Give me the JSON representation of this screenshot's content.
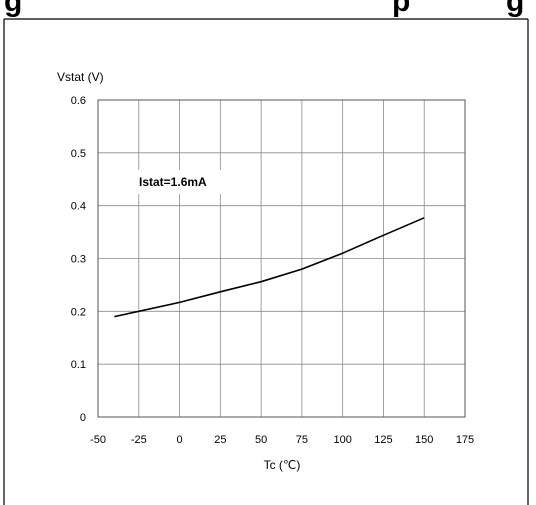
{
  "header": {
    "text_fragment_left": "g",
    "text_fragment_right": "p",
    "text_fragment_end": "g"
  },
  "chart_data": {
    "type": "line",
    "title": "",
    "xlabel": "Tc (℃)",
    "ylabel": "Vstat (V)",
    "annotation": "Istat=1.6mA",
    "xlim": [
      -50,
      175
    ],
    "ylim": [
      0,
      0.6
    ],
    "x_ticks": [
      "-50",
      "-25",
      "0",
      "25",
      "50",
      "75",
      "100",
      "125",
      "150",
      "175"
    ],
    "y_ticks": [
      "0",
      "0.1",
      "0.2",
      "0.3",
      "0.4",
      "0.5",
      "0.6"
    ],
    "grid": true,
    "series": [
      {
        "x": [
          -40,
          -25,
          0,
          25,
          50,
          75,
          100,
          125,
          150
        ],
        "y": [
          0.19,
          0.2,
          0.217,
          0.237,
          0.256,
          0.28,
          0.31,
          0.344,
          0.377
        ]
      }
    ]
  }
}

**DIRECTIONS:** Give the data above again in full and unchanged, skipping the pictures.

**ANSWER TO THE EXERCISE:**
Give me the JSON representation of this screenshot's content.
{
  "header": {
    "text_fragment_left": "g",
    "text_fragment_right": "p",
    "text_fragment_end": "g"
  },
  "chart_data": {
    "type": "line",
    "title": "",
    "xlabel": "Tc (℃)",
    "ylabel": "Vstat (V)",
    "annotation": "Istat=1.6mA",
    "xlim": [
      -50,
      175
    ],
    "ylim": [
      0,
      0.6
    ],
    "x_ticks": [
      "-50",
      "-25",
      "0",
      "25",
      "50",
      "75",
      "100",
      "125",
      "150",
      "175"
    ],
    "y_ticks": [
      "0",
      "0.1",
      "0.2",
      "0.3",
      "0.4",
      "0.5",
      "0.6"
    ],
    "grid": true,
    "series": [
      {
        "x": [
          -40,
          -25,
          0,
          25,
          50,
          75,
          100,
          125,
          150
        ],
        "y": [
          0.19,
          0.2,
          0.217,
          0.237,
          0.256,
          0.28,
          0.31,
          0.344,
          0.377
        ]
      }
    ]
  }
}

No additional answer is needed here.